EXERCISE REQUIREMENTS: Transcribe precisely those lines of the listing that fall between the line containing "Convert this document image to plain text." and the last line, inclusive of both.

━━━ EXERCISE DATA ━━━

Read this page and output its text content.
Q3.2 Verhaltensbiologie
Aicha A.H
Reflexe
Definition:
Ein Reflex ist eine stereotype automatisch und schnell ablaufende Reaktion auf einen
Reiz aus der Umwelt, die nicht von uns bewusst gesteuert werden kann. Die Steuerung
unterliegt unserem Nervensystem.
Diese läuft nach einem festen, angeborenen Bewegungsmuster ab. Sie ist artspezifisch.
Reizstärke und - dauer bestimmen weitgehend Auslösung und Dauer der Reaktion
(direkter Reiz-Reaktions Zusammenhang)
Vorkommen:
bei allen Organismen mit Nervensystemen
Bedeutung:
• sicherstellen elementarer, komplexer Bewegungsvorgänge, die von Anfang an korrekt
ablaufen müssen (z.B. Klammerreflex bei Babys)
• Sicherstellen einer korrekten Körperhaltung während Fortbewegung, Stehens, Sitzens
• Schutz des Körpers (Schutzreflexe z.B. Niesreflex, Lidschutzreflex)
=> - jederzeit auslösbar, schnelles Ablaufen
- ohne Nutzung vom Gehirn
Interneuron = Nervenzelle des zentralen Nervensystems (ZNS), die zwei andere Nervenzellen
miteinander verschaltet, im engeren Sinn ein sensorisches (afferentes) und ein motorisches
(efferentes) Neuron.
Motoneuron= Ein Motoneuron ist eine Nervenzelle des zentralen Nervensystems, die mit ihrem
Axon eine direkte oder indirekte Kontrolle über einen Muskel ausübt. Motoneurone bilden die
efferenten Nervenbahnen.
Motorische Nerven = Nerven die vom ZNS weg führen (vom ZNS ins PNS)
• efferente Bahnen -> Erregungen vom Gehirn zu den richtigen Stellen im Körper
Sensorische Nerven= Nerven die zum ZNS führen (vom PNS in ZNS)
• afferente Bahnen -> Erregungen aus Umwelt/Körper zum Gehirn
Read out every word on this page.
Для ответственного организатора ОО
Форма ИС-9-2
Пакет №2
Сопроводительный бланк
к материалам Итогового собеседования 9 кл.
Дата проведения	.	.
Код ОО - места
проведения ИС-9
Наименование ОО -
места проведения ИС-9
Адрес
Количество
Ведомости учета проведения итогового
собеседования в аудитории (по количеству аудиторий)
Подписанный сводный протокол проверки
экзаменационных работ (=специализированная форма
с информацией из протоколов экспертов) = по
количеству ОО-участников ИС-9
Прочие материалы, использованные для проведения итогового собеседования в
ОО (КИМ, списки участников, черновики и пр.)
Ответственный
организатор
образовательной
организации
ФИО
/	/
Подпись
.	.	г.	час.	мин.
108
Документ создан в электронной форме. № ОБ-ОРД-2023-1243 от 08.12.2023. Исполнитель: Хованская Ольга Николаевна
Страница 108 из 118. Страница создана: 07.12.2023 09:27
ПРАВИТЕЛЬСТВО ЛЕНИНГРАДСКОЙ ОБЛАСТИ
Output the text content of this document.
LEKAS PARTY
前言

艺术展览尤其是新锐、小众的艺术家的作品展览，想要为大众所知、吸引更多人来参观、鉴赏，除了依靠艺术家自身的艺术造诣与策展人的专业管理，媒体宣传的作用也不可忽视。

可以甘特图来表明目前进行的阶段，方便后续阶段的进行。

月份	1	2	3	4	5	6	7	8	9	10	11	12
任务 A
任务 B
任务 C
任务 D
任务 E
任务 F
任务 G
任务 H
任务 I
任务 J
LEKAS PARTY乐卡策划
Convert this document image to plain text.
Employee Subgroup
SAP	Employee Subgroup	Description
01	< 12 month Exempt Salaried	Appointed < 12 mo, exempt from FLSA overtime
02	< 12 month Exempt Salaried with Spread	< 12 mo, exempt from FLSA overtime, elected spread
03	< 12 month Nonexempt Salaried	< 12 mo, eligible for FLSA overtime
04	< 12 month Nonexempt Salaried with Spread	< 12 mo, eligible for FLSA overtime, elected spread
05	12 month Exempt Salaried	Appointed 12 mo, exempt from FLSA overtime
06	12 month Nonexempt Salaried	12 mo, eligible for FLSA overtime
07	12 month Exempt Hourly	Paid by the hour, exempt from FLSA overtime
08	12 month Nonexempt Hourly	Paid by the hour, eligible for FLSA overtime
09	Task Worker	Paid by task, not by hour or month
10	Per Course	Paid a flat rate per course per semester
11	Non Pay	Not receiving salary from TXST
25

━━━

OUTPUT OF THE TASK:
Convert this document image to plain text.
Employee Subgroup
SAP	Employee Subgroup	Description
01	< 12 month Exempt Salaried	Appointed < 12 mo, exempt from FLSA overtime
02	< 12 month Exempt Salaried with Spread	< 12 mo, exempt from FLSA overtime, elected spread
03	< 12 month Nonexempt Salaried	< 12 mo, eligible for FLSA overtime
04	< 12 month Nonexempt Salaried with Spread	< 12 mo, eligible for FLSA overtime, elected spread
05	12 month Exempt Salaried	Appointed 12 mo, exempt from FLSA overtime
06	12 month Nonexempt Salaried	12 mo, eligible for FLSA overtime
07	12 month Exempt Hourly	Paid by the hour, exempt from FLSA overtime
08	12 month Nonexempt Hourly	Paid by the hour, eligible for FLSA overtime
09	Task Worker	Paid by task, not by hour or month
10	Per Course	Paid a flat rate per course per semester
11	Non Pay	Not receiving salary from TXST
25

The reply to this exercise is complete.